>>>

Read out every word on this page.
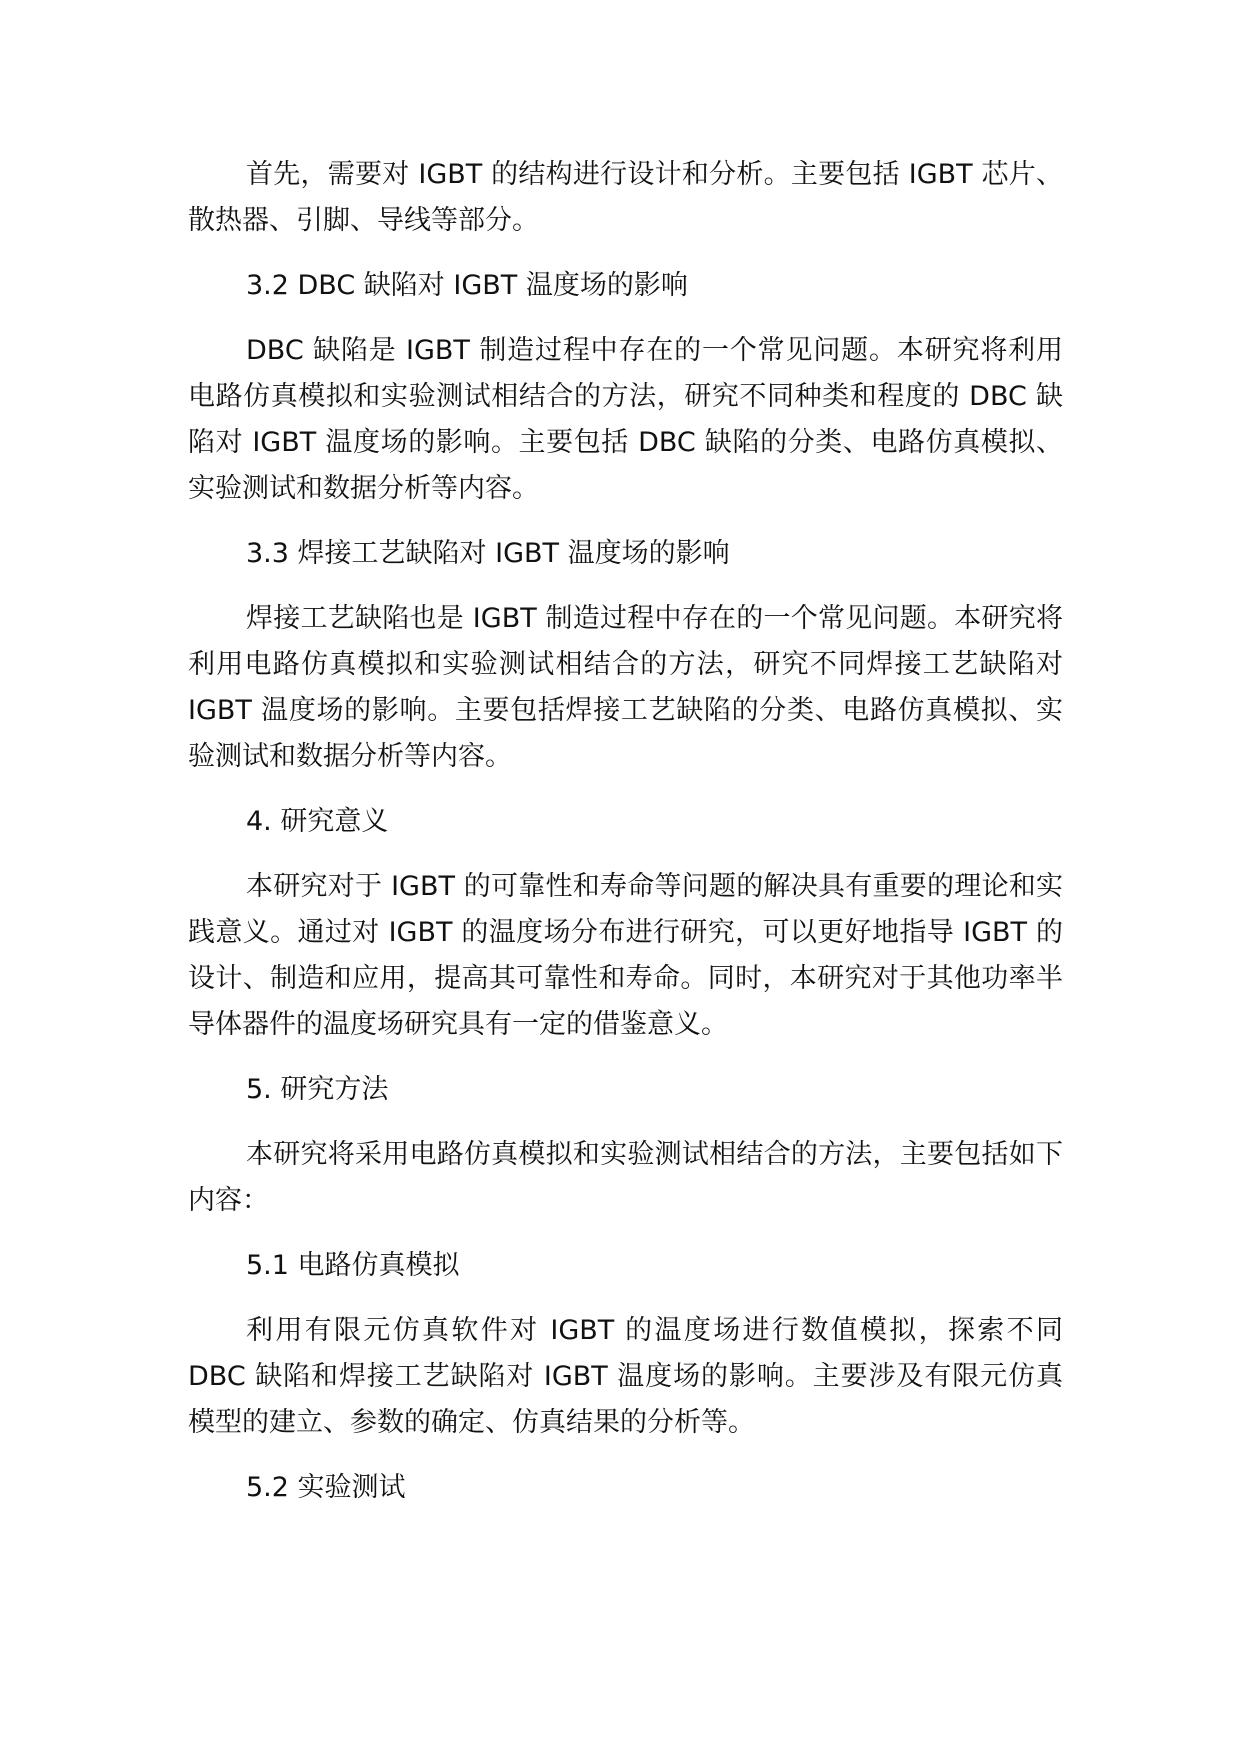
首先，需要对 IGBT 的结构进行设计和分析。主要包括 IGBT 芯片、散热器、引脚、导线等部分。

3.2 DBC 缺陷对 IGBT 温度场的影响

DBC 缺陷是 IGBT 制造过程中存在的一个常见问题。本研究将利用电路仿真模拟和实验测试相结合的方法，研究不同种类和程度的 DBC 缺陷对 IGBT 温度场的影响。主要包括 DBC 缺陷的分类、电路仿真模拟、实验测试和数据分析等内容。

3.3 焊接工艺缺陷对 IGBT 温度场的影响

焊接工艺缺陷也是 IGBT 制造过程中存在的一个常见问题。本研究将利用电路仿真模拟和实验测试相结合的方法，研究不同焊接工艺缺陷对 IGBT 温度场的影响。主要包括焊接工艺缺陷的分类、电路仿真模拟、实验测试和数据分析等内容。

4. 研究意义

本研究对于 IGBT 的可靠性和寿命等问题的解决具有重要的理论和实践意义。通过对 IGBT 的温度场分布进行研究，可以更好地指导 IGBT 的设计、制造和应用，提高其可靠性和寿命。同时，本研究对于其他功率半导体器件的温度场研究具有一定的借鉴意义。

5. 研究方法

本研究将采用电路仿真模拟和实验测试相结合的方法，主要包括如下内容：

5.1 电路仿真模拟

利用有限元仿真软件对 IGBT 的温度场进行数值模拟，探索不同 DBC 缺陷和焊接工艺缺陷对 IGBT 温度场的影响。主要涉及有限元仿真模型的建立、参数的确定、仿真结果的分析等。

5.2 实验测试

<<<

_WRITTEN TASK_.
Repeat the material above in full and unchanged, minus its images.

_SOLUTION FOR THIS EXERCISE_.
Read out every word on this page.
首先，需要对 IGBT 的结构进行设计和分析。主要包括 IGBT 芯片、散热器、引脚、导线等部分。

3.2 DBC 缺陷对 IGBT 温度场的影响

DBC 缺陷是 IGBT 制造过程中存在的一个常见问题。本研究将利用电路仿真模拟和实验测试相结合的方法，研究不同种类和程度的 DBC 缺陷对 IGBT 温度场的影响。主要包括 DBC 缺陷的分类、电路仿真模拟、实验测试和数据分析等内容。

3.3 焊接工艺缺陷对 IGBT 温度场的影响

焊接工艺缺陷也是 IGBT 制造过程中存在的一个常见问题。本研究将利用电路仿真模拟和实验测试相结合的方法，研究不同焊接工艺缺陷对 IGBT 温度场的影响。主要包括焊接工艺缺陷的分类、电路仿真模拟、实验测试和数据分析等内容。

4. 研究意义

本研究对于 IGBT 的可靠性和寿命等问题的解决具有重要的理论和实践意义。通过对 IGBT 的温度场分布进行研究，可以更好地指导 IGBT 的设计、制造和应用，提高其可靠性和寿命。同时，本研究对于其他功率半导体器件的温度场研究具有一定的借鉴意义。

5. 研究方法

本研究将采用电路仿真模拟和实验测试相结合的方法，主要包括如下内容：

5.1 电路仿真模拟

利用有限元仿真软件对 IGBT 的温度场进行数值模拟，探索不同 DBC 缺陷和焊接工艺缺陷对 IGBT 温度场的影响。主要涉及有限元仿真模型的建立、参数的确定、仿真结果的分析等。

5.2 实验测试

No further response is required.